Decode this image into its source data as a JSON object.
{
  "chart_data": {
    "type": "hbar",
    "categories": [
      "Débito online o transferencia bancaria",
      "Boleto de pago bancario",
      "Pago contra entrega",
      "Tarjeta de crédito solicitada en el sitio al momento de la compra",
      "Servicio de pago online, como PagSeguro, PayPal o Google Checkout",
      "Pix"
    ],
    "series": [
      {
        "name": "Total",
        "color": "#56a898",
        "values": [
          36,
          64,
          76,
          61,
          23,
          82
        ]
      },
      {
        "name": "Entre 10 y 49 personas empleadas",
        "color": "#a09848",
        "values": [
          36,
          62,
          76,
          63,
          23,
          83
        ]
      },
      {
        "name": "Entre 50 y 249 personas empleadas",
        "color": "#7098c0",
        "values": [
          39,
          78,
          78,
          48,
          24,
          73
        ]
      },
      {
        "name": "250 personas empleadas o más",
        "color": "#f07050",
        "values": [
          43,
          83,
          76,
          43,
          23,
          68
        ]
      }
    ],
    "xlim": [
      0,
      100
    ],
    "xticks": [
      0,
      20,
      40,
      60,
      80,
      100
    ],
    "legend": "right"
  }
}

☆ ☆ ☆ ☆ ☆

§ Written request
All of the data must be returned exactly.

§ Correct output
Decode this image into its source data as a JSON object.
{
  "chart_data": {
    "type": "hbar",
    "categories": [
      "Débito online o transferencia bancaria",
      "Boleto de pago bancario",
      "Pago contra entrega",
      "Tarjeta de crédito solicitada en el sitio al momento de la compra",
      "Servicio de pago online, como PagSeguro, PayPal o Google Checkout",
      "Pix"
    ],
    "series": [
      {
        "name": "Total",
        "color": "#56a898",
        "values": [
          36,
          64,
          76,
          61,
          23,
          82
        ]
      },
      {
        "name": "Entre 10 y 49 personas empleadas",
        "color": "#a09848",
        "values": [
          36,
          62,
          76,
          63,
          23,
          83
        ]
      },
      {
        "name": "Entre 50 y 249 personas empleadas",
        "color": "#7098c0",
        "values": [
          39,
          78,
          78,
          48,
          24,
          73
        ]
      },
      {
        "name": "250 personas empleadas o más",
        "color": "#f07050",
        "values": [
          43,
          83,
          76,
          43,
          23,
          68
        ]
      }
    ],
    "xlim": [
      0,
      100
    ],
    "xticks": [
      0,
      20,
      40,
      60,
      80,
      100
    ],
    "legend": "right"
  }
}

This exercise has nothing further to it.